* **TASK BRIEF**
Compile every line that includes the word "IHTP".

### PROVIDED INFORMATION ###

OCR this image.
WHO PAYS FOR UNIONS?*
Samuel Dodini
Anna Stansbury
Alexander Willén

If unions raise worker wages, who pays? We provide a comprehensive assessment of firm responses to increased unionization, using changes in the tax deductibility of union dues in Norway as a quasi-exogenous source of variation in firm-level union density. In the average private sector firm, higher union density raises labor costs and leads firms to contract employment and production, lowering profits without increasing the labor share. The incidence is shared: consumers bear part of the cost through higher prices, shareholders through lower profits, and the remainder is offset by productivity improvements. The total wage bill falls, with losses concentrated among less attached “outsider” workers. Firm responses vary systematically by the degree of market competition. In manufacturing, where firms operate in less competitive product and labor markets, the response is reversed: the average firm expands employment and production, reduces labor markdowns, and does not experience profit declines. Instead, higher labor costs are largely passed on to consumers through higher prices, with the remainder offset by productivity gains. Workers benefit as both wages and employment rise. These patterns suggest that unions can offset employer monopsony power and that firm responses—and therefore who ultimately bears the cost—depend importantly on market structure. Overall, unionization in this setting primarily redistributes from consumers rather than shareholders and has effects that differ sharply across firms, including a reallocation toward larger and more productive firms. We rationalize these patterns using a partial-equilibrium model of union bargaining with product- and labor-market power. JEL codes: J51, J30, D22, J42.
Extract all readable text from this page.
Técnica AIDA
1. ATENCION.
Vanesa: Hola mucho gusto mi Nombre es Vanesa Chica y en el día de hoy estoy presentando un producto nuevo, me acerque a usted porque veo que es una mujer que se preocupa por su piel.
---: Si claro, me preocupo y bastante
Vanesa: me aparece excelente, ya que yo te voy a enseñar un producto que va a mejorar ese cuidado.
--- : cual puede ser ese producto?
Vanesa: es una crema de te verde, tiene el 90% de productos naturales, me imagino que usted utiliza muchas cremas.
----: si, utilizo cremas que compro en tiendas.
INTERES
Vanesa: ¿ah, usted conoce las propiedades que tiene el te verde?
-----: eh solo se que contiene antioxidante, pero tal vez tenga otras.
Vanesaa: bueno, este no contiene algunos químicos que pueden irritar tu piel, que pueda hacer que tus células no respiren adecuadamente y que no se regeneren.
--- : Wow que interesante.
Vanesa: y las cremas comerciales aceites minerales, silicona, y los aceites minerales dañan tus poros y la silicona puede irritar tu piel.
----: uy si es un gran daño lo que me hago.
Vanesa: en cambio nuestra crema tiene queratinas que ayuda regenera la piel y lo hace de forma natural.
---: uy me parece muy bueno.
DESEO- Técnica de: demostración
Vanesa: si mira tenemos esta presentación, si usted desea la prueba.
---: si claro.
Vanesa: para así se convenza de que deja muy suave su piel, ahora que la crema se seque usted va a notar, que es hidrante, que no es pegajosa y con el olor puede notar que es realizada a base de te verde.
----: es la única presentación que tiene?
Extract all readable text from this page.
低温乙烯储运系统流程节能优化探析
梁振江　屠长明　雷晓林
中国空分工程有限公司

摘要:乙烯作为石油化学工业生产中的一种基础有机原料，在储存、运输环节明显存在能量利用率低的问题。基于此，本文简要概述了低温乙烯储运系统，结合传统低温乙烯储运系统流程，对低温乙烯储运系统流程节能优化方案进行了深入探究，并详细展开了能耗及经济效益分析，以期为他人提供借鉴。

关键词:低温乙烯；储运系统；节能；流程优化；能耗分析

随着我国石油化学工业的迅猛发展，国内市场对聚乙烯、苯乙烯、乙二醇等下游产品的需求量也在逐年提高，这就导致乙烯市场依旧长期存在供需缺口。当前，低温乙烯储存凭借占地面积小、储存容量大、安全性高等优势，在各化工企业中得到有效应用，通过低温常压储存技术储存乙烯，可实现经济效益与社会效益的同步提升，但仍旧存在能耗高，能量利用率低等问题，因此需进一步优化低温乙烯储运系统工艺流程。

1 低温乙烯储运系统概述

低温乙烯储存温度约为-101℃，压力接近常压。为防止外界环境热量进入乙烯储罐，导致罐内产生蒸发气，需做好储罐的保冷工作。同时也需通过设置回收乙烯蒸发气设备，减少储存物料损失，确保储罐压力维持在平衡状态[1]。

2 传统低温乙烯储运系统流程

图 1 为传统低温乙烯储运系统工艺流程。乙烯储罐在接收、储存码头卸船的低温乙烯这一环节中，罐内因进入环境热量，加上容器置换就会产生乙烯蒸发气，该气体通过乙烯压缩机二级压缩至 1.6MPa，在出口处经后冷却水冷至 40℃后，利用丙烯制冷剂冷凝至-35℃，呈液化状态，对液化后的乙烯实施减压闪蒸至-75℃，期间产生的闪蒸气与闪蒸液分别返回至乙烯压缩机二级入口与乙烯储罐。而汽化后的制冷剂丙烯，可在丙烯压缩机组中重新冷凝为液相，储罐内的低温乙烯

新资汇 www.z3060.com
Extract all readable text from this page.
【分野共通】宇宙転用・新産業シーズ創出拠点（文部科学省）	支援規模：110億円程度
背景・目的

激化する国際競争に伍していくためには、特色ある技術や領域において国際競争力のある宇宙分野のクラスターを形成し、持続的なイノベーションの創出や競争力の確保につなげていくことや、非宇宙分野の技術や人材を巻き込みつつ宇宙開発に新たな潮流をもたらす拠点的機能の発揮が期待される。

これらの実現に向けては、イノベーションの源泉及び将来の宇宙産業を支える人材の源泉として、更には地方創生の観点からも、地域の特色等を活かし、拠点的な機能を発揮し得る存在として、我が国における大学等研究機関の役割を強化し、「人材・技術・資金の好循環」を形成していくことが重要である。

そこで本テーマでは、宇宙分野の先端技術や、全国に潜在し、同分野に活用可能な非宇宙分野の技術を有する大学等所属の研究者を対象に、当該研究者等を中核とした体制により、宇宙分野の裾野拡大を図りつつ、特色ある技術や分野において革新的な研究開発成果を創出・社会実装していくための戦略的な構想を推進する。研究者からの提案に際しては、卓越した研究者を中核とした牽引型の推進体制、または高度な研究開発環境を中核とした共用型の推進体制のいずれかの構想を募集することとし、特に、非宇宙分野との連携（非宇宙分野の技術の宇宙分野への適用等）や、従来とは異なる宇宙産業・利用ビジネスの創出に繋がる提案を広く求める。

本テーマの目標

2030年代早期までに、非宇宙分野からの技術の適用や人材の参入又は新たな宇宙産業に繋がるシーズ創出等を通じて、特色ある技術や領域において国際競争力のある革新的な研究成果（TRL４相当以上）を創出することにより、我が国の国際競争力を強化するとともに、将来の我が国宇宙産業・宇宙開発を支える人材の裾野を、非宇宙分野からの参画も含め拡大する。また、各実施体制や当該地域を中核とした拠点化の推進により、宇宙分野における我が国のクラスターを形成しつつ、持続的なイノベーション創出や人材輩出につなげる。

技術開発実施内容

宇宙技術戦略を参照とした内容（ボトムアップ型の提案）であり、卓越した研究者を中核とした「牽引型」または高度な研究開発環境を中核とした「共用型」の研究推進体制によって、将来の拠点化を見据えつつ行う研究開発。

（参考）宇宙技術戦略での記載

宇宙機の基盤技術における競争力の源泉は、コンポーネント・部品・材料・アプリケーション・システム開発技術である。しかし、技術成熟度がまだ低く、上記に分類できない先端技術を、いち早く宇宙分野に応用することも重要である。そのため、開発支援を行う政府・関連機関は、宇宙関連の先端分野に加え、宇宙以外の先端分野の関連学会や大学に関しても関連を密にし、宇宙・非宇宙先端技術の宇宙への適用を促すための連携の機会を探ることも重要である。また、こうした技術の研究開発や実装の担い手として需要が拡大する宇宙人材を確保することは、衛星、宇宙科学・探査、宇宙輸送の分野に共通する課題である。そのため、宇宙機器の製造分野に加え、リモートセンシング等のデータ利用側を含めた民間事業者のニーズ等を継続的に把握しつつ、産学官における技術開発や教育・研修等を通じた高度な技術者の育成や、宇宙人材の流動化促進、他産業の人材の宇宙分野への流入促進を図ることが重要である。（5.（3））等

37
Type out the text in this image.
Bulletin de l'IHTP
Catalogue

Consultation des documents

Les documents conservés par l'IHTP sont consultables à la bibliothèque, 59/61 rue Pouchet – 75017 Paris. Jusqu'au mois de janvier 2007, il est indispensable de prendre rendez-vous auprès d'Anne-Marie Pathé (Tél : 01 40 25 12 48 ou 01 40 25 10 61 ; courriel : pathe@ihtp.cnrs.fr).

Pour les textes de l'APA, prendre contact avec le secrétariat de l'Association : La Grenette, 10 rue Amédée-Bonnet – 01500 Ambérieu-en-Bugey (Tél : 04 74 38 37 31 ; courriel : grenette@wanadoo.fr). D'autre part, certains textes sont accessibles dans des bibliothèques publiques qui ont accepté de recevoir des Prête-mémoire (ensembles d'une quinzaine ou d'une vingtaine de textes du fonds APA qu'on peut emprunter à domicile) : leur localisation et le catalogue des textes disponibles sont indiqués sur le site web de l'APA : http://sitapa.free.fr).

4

###

* **FULL RESPONSE**
Bulletin de l'IHTP
Les documents conservés par l'IHTP sont consultables à la bibliothèque, 59/61 rue Pouchet – 75017 Paris. Jusqu'au mois de janvier 2007, il est indispensable de prendre rendez-vous auprès d'Anne-Marie Pathé (Tél : 01 40 25 12 48 ou 01 40 25 10 61 ; courriel : pathe@ihtp.cnrs.fr).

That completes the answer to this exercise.